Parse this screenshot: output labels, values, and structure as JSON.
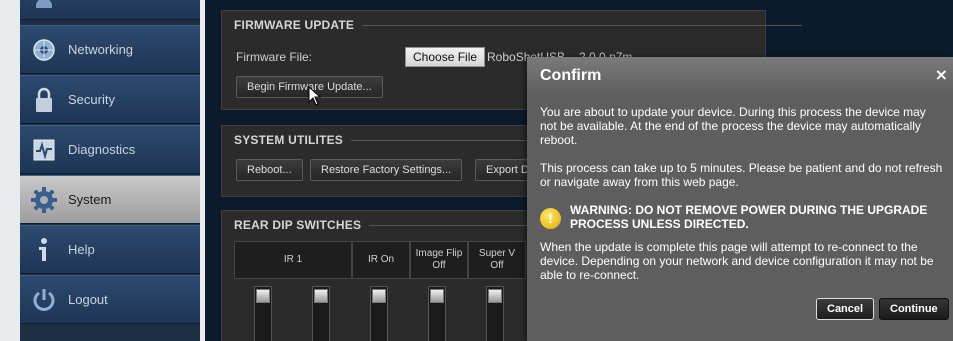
{
  "sidebar": {
    "items": [
      {
        "label": "",
        "icon": "partial-icon"
      },
      {
        "label": "Networking",
        "icon": "networking-icon"
      },
      {
        "label": "Security",
        "icon": "lock-icon"
      },
      {
        "label": "Diagnostics",
        "icon": "diagnostics-icon"
      },
      {
        "label": "System",
        "icon": "gear-icon"
      },
      {
        "label": "Help",
        "icon": "help-icon"
      },
      {
        "label": "Logout",
        "icon": "power-icon"
      }
    ],
    "active": "System"
  },
  "firmware": {
    "title": "FIRMWARE UPDATE",
    "file_label": "Firmware File:",
    "choose_file": "Choose File",
    "file_name": "RoboShotUSB...-2.0.0.p7m",
    "begin_update": "Begin Firmware Update..."
  },
  "utilities": {
    "title": "SYSTEM UTILITES",
    "reboot": "Reboot...",
    "restore": "Restore Factory Settings...",
    "export": "Export D"
  },
  "dip": {
    "title": "REAR DIP SWITCHES",
    "headers": [
      {
        "line1": "IR 1",
        "line2": ""
      },
      {
        "line1": "IR On",
        "line2": ""
      },
      {
        "line1": "Image Flip",
        "line2": "Off"
      },
      {
        "line1": "Super V",
        "line2": "Off"
      }
    ]
  },
  "modal": {
    "title": "Confirm",
    "close_symbol": "×",
    "p1": "You are about to update your device. During this process the device may not be available. At the end of the process the device may automatically reboot.",
    "p2": "This process can take up to 5 minutes. Please be patient and do not refresh or navigate away from this web page.",
    "warning_symbol": "!",
    "warning": "WARNING: DO NOT REMOVE POWER DURING THE UPGRADE PROCESS UNLESS DIRECTED.",
    "p3": "When the update is complete this page will attempt to re-connect to the device. Depending on your network and device configuration it may not be able to re-connect.",
    "cancel": "Cancel",
    "continue": "Continue"
  },
  "colors": {
    "sidebar_bg": "#1e3655",
    "content_bg": "#0c1b2b",
    "panel_bg": "#2b2b2b",
    "modal_bg": "#5e5e5e",
    "warning_icon": "#f2c200"
  }
}
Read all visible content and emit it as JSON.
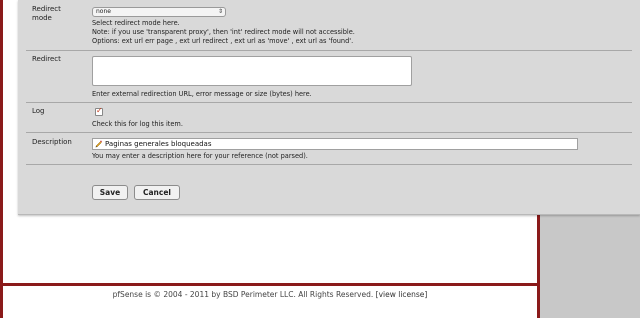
{
  "form": {
    "redirect_mode": {
      "label": "Redirect\nmode",
      "selected": "none",
      "help_line1": "Select redirect mode here.",
      "help_line2": "Note: if you use 'transparent proxy', then 'int' redirect mode will not accessible.",
      "help_line3": "Options: ext url err page , ext url redirect , ext url as 'move' , ext url as 'found'."
    },
    "redirect": {
      "label": "Redirect",
      "value": "",
      "help": "Enter external redirection URL, error message or size (bytes) here."
    },
    "log": {
      "label": "Log",
      "checked": true,
      "help": "Check this for log this item."
    },
    "description": {
      "label": "Description",
      "value": "Paginas generales bloqueadas",
      "help": "You may enter a description here for your reference (not parsed)."
    },
    "buttons": {
      "save": "Save",
      "cancel": "Cancel"
    }
  },
  "footer": {
    "copyright": "pfSense is © 2004 - 2011 by BSD Perimeter LLC. All Rights Reserved.",
    "license_link": "[view license]"
  },
  "colors": {
    "frame_border": "#8a1a1a",
    "panel_bg": "#d9d9d9",
    "page_bg": "#c8c8c8"
  }
}
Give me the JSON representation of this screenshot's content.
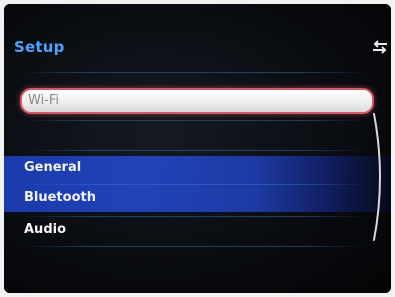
{
  "header": {
    "title": "Setup",
    "back_icon": "back-arrows-icon"
  },
  "menu": {
    "items": [
      {
        "label": "Wi-Fi",
        "state": "focused"
      },
      {
        "label": "General",
        "state": "highlighted"
      },
      {
        "label": "Bluetooth",
        "state": "highlighted"
      },
      {
        "label": "Audio",
        "state": "normal"
      }
    ]
  },
  "colors": {
    "title": "#4fa3ff",
    "focus_ring": "#d25a66",
    "highlight": "#2446c8",
    "background": "#07090d"
  }
}
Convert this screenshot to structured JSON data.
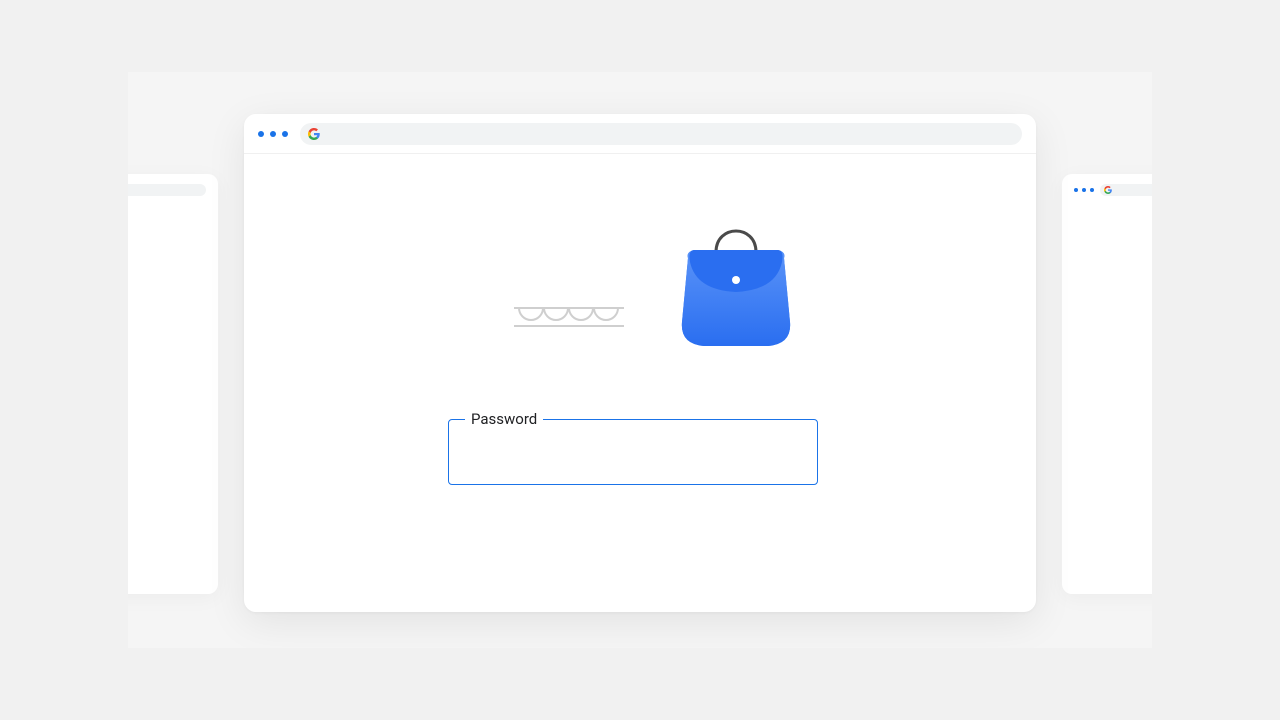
{
  "form": {
    "password_label": "Password",
    "password_value": ""
  },
  "icons": {
    "g_logo": "google-g-logo",
    "bag": "handbag-icon",
    "scallop": "scallop-decoration-icon",
    "window_controls": "window-control-dots"
  }
}
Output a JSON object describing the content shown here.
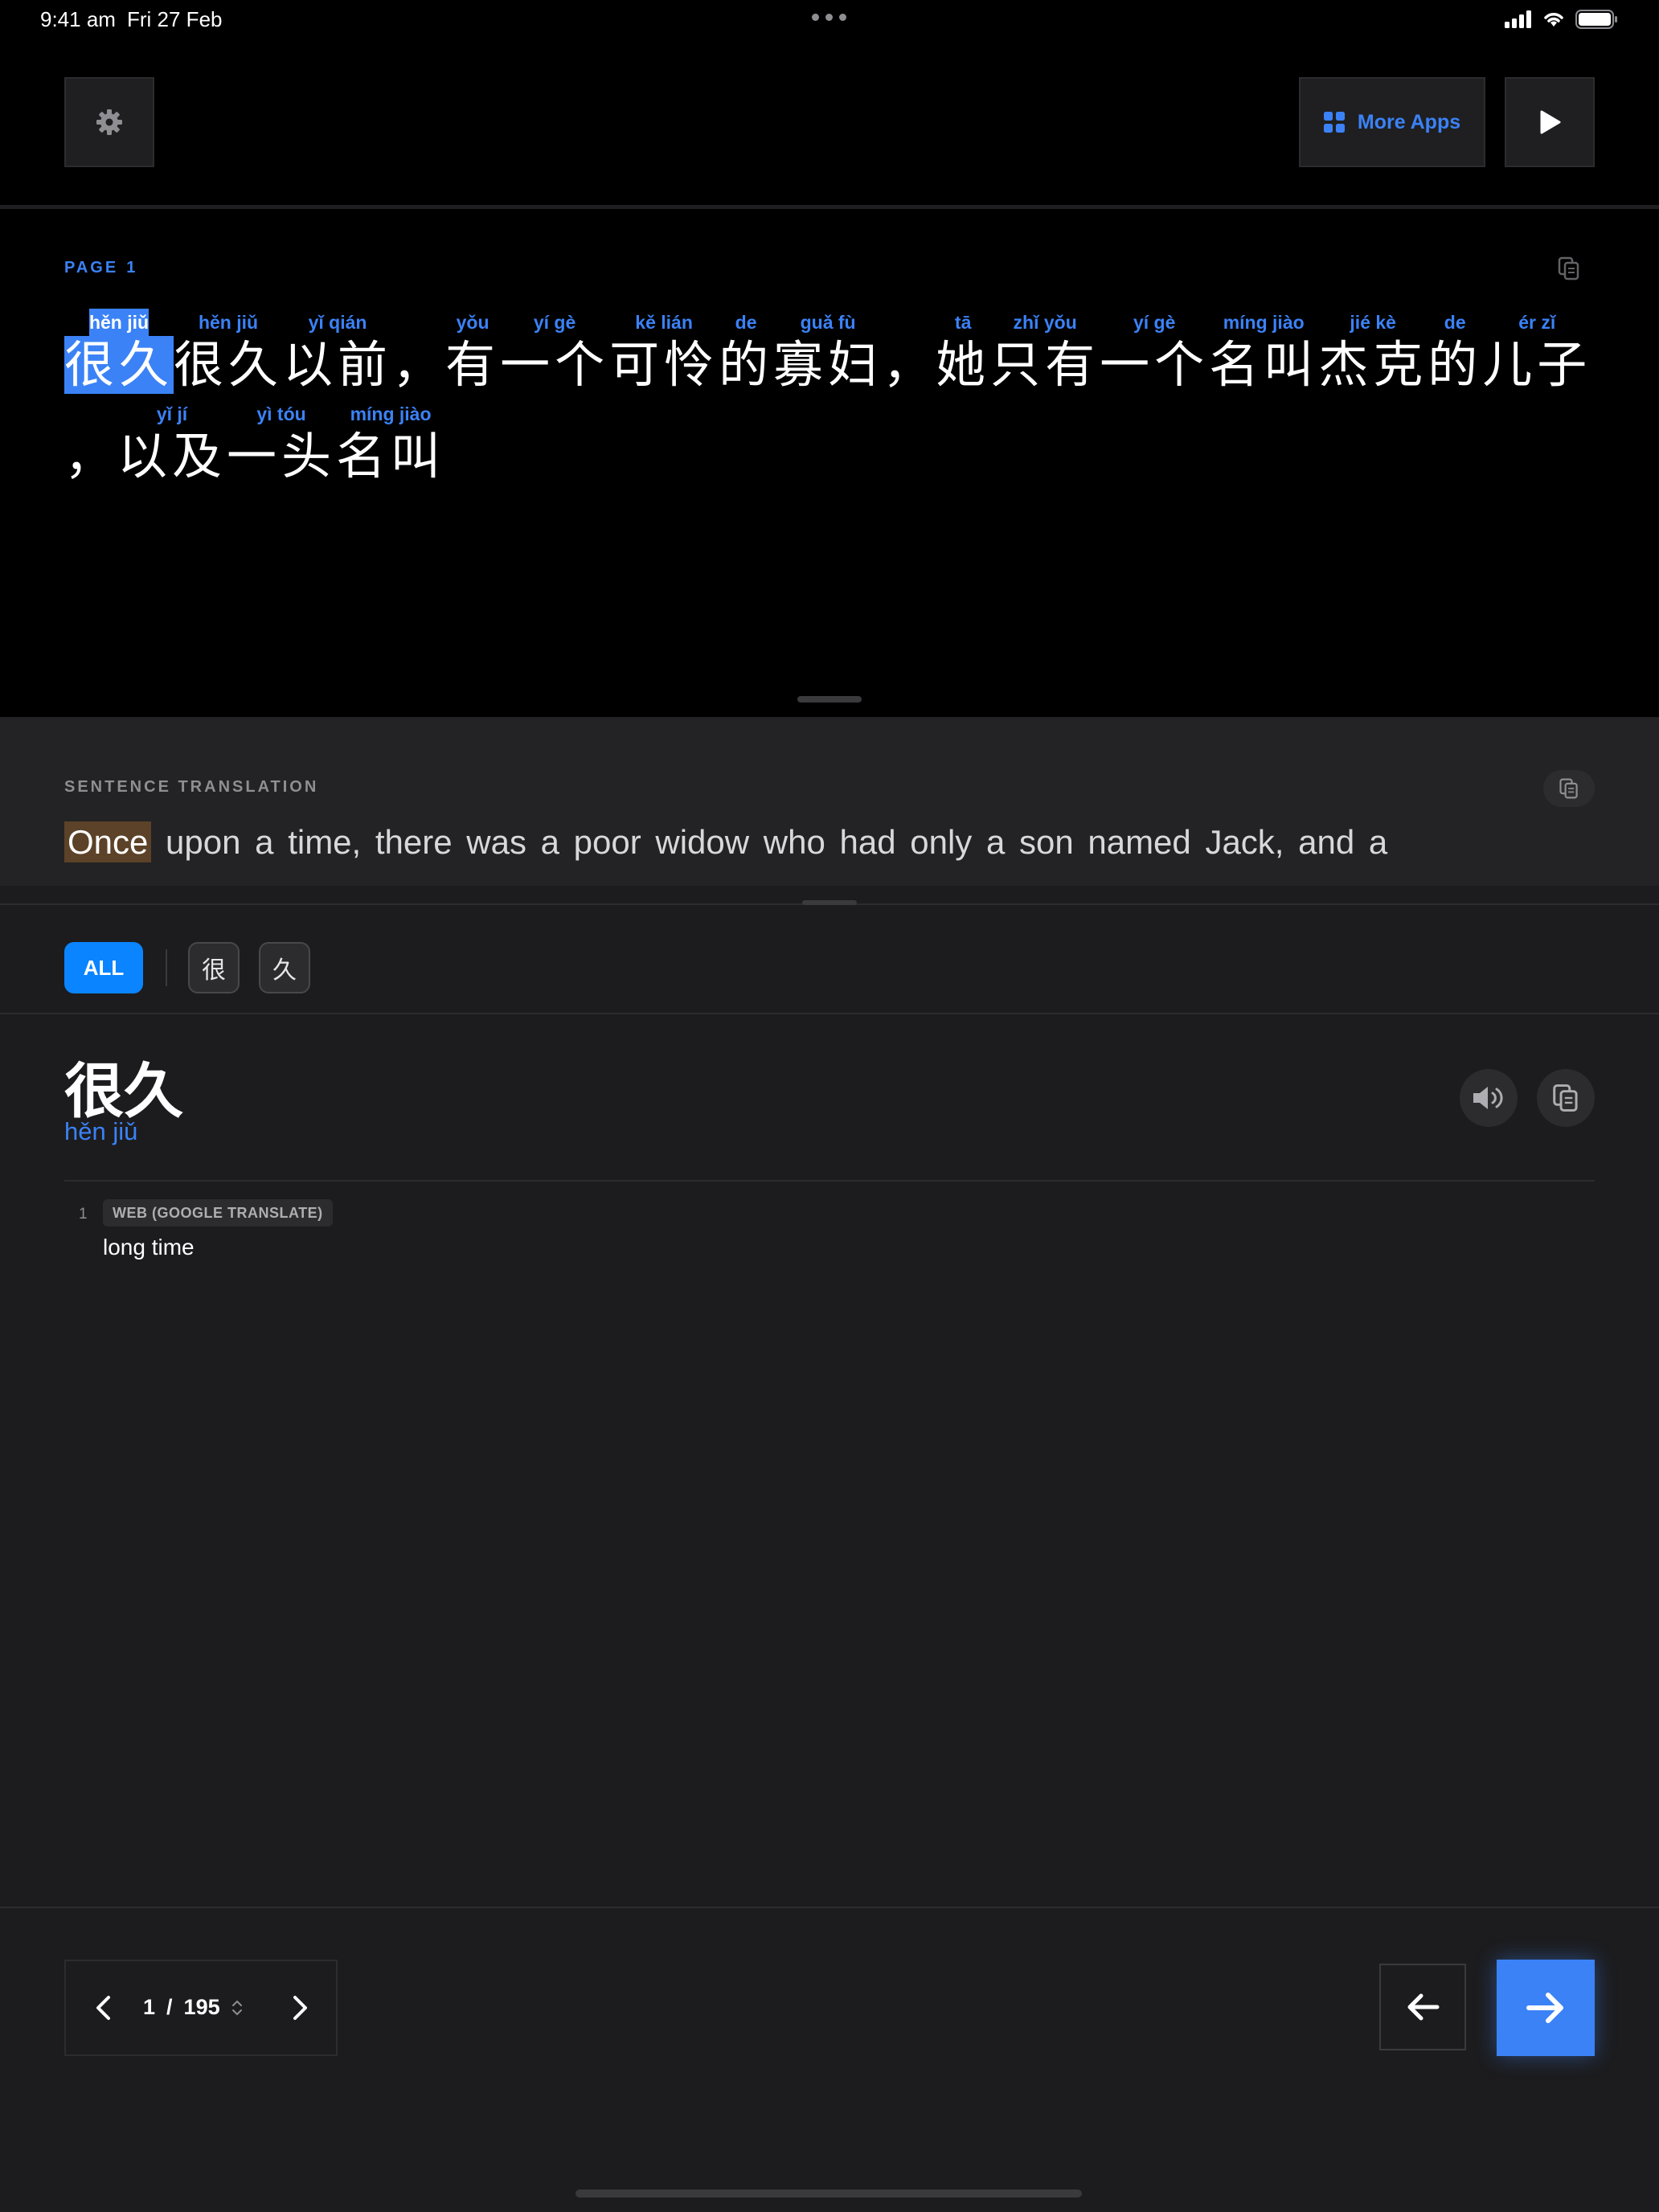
{
  "status_bar": {
    "time": "9:41 am",
    "date": "Fri 27 Feb"
  },
  "toolbar": {
    "more_apps_label": "More Apps"
  },
  "reader": {
    "page_label": "PAGE",
    "page_number": "1",
    "line1": [
      {
        "py": "hěn jiǔ",
        "hz": "很久",
        "active": true
      },
      {
        "py": "hěn jiǔ",
        "hz": "很久"
      },
      {
        "py": "yǐ qián",
        "hz": "以前"
      },
      {
        "py": "",
        "hz": "，"
      },
      {
        "py": "yǒu",
        "hz": "有"
      },
      {
        "py": "yí gè",
        "hz": "一个"
      },
      {
        "py": "kě lián",
        "hz": "可怜"
      },
      {
        "py": "de",
        "hz": "的"
      },
      {
        "py": "guǎ fù",
        "hz": "寡妇"
      },
      {
        "py": "",
        "hz": "，"
      },
      {
        "py": "tā",
        "hz": "她"
      },
      {
        "py": "zhǐ yǒu",
        "hz": "只有"
      },
      {
        "py": "yí gè",
        "hz": "一个"
      },
      {
        "py": "míng jiào",
        "hz": "名叫"
      },
      {
        "py": "jié kè",
        "hz": "杰克"
      },
      {
        "py": "de",
        "hz": "的"
      },
      {
        "py": "ér zǐ",
        "hz": "儿子"
      }
    ],
    "line2": [
      {
        "py": "",
        "hz": "，"
      },
      {
        "py": "yǐ jí",
        "hz": "以及"
      },
      {
        "py": "yì tóu",
        "hz": "一头"
      },
      {
        "py": "míng jiào",
        "hz": "名叫"
      }
    ]
  },
  "sentence": {
    "label": "SENTENCE TRANSLATION",
    "highlight_word": "Once",
    "rest": " upon a time, there was a poor widow who had only a son named Jack, and a"
  },
  "filters": {
    "all_label": "ALL",
    "chars": [
      "很",
      "久"
    ]
  },
  "entry": {
    "word": "很久",
    "pinyin": "hěn jiǔ",
    "definitions": [
      {
        "index": "1",
        "source": "WEB (GOOGLE TRANSLATE)",
        "text": "long time"
      }
    ]
  },
  "pager": {
    "current": "1",
    "separator": "/",
    "total": "195"
  },
  "colors": {
    "accent": "#3b82f6",
    "highlight_bg": "#5c4228",
    "background": "#1c1c1e"
  }
}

* * * * * * * * *

### OBJECTIVE
Gather all lines where the word "device" appears.

### ANSWER TO THIS EXERCISE
    "p1": "You are about to update your device. During this process the device may not be available. At the end of the process the device may automatically reboot.",
    "p3": "When the update is complete this page will attempt to re-connect to the device. Depending on your network and device configuration it may not be able to re-connect.",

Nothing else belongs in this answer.